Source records
>> BEGIN

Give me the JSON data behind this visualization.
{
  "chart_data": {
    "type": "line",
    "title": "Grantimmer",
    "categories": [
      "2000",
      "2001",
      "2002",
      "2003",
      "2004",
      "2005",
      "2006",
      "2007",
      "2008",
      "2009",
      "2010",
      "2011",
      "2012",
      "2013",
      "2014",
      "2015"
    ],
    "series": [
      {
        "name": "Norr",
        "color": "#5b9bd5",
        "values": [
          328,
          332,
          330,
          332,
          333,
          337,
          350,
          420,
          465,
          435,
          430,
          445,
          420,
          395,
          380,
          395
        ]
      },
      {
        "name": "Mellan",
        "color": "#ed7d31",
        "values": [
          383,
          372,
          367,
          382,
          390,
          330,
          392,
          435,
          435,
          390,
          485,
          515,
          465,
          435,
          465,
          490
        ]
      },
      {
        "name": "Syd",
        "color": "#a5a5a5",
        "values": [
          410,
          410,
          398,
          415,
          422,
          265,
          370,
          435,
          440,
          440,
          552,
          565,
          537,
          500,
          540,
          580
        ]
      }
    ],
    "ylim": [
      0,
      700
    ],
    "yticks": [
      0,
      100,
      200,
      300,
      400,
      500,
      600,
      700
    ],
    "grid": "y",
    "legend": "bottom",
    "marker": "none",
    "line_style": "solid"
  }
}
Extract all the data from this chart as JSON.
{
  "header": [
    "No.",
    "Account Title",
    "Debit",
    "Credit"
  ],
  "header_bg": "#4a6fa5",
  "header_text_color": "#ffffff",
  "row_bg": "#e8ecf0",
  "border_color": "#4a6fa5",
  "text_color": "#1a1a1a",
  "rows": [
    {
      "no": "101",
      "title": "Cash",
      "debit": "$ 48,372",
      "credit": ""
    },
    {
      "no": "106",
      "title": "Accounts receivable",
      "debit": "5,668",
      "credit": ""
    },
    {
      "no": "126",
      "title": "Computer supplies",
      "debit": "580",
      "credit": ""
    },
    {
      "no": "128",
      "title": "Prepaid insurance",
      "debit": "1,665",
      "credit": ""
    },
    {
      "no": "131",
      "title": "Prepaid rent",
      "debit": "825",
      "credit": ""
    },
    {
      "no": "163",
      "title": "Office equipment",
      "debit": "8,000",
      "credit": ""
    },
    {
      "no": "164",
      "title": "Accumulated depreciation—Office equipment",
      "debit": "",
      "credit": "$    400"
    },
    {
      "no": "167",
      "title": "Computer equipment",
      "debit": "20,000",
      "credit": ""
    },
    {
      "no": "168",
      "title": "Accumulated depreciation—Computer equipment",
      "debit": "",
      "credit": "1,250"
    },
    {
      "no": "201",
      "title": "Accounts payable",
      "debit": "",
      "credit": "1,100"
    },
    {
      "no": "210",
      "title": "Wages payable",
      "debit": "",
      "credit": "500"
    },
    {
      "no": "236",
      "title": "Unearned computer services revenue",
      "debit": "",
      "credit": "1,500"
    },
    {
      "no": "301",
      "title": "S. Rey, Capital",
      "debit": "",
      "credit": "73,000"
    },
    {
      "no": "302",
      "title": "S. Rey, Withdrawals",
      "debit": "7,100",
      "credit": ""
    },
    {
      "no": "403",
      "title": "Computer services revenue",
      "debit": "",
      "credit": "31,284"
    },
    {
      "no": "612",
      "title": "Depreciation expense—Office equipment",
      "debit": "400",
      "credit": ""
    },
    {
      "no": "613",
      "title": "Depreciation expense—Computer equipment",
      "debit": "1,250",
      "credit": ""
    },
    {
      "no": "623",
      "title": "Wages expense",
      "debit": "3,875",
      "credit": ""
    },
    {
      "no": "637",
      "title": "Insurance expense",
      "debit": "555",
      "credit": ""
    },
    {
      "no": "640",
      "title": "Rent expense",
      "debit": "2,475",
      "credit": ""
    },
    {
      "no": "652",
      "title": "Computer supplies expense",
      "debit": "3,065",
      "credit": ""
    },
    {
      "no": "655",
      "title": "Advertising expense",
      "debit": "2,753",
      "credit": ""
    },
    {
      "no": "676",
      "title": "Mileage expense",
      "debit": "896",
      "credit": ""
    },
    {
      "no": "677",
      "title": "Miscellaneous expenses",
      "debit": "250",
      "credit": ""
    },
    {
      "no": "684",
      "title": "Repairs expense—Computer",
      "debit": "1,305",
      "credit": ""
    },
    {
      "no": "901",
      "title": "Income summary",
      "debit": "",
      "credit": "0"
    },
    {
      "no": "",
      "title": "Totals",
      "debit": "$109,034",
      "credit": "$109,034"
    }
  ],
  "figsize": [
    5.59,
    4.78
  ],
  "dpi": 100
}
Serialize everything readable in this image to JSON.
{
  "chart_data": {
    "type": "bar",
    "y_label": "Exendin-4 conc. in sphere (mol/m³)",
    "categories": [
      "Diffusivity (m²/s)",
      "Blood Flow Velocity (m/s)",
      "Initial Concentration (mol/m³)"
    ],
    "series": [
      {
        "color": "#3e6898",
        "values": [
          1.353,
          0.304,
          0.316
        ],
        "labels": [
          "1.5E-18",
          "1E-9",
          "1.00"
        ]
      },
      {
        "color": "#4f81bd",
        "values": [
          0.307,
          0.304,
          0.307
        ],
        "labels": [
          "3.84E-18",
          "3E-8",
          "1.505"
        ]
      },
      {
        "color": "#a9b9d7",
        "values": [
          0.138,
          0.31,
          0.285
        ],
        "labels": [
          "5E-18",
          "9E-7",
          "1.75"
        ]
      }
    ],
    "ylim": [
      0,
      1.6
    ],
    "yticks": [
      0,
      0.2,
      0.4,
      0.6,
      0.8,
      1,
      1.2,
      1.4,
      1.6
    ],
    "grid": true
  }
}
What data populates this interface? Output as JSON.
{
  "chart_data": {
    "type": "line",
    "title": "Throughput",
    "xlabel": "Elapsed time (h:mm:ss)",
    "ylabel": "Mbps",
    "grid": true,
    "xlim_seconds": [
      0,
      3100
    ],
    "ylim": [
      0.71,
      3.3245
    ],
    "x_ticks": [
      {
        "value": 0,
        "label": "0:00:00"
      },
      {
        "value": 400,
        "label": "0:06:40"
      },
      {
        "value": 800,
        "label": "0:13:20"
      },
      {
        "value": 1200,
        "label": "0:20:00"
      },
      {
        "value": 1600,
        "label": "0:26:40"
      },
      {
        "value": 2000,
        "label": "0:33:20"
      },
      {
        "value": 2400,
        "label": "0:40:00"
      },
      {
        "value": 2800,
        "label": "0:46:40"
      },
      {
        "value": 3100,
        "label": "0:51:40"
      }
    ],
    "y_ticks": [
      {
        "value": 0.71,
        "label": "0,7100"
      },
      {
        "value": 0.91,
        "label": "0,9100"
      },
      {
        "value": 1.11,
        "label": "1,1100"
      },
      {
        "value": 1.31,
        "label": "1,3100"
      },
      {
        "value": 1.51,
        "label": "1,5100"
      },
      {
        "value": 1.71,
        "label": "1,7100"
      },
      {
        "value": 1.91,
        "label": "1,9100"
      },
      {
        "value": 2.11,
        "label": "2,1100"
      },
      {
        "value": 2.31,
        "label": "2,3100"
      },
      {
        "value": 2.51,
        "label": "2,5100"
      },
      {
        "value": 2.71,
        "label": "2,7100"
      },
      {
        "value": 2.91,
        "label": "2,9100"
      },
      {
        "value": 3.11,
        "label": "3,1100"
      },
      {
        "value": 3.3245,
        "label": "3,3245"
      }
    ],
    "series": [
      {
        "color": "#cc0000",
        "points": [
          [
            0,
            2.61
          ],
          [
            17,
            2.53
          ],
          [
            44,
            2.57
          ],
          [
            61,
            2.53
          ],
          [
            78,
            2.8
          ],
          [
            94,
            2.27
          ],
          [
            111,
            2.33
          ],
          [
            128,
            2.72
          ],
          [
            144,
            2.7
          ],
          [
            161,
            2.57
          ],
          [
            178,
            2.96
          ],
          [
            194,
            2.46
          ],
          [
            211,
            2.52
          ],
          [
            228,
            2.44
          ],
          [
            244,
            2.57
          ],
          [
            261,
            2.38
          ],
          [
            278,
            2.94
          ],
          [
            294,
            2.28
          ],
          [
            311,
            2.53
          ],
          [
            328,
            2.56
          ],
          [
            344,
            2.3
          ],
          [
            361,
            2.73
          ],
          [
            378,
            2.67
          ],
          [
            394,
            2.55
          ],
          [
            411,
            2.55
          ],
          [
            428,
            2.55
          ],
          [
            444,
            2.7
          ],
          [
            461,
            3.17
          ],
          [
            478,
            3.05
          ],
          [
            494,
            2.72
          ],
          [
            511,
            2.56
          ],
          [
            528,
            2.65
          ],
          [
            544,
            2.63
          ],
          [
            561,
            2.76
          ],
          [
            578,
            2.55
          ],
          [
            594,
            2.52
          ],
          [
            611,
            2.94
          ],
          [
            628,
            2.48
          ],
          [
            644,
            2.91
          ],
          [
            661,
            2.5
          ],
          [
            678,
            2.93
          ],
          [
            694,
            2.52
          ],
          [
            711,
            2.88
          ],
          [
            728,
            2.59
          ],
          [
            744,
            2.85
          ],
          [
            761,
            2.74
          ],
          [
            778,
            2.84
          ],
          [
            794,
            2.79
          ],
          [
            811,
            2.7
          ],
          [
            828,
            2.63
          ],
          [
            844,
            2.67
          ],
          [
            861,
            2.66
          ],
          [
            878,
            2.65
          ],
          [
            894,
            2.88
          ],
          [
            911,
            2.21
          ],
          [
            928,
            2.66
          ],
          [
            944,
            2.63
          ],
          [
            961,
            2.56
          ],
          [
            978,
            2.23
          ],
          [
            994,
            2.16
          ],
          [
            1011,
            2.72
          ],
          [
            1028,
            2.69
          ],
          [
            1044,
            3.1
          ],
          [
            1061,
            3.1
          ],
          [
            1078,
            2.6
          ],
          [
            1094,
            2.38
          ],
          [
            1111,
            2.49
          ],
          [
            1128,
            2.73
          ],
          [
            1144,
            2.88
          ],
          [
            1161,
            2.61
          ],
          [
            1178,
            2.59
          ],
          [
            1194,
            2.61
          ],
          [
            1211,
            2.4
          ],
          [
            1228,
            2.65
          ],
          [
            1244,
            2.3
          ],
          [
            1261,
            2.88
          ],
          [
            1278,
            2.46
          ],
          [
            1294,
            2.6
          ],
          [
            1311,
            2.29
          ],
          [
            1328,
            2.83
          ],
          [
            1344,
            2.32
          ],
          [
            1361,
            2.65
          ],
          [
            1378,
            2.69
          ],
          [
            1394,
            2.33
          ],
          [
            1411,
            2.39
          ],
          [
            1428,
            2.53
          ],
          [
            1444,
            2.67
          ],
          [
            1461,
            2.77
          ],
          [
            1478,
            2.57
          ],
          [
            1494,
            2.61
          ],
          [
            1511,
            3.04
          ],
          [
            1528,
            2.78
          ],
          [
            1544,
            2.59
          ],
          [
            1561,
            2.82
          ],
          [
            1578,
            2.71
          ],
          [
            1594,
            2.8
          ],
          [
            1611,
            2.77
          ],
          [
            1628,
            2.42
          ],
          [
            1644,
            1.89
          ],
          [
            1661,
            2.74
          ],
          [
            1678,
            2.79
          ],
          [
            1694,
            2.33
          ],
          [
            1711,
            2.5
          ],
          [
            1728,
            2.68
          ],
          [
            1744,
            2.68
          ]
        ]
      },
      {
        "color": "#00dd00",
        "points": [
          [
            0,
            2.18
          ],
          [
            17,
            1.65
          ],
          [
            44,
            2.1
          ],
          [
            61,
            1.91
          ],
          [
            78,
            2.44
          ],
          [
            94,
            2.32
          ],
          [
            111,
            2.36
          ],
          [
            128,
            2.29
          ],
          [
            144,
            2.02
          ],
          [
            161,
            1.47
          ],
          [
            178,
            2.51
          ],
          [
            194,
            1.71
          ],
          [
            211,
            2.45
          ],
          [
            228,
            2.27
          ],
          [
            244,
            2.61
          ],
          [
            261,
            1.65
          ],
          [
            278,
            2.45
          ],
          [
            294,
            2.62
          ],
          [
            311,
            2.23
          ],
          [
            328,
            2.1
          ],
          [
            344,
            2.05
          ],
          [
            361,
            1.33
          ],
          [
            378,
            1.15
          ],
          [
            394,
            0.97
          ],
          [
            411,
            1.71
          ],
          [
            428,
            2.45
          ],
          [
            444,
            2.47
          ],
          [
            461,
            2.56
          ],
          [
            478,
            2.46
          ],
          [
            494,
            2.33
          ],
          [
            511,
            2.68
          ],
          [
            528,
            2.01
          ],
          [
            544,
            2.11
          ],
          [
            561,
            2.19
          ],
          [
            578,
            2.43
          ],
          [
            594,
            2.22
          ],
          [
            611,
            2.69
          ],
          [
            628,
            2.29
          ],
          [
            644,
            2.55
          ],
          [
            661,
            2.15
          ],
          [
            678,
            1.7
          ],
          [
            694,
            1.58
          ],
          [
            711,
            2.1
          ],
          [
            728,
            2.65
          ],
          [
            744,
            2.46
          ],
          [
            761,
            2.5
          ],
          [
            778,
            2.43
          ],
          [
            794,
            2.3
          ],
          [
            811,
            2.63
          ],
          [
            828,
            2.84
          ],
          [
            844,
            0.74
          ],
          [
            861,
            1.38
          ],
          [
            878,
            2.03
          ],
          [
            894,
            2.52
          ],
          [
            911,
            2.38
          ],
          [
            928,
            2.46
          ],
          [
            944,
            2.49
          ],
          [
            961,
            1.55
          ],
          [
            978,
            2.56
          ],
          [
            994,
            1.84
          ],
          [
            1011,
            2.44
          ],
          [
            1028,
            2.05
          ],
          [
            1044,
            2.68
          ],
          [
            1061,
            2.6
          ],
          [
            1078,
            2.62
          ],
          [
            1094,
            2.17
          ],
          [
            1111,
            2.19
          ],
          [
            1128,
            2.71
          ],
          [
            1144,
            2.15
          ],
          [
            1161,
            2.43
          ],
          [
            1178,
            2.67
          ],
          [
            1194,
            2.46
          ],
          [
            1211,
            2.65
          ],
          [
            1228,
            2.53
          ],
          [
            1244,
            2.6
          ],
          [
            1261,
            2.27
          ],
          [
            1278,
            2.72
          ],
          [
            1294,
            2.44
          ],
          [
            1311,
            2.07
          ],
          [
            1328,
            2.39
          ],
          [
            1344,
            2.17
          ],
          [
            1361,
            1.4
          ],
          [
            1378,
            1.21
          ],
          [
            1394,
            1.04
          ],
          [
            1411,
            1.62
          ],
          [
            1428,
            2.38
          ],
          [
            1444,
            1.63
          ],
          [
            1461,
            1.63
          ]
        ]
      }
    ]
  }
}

>> END

How many of these lines contain "JSON"? Write only the number.

4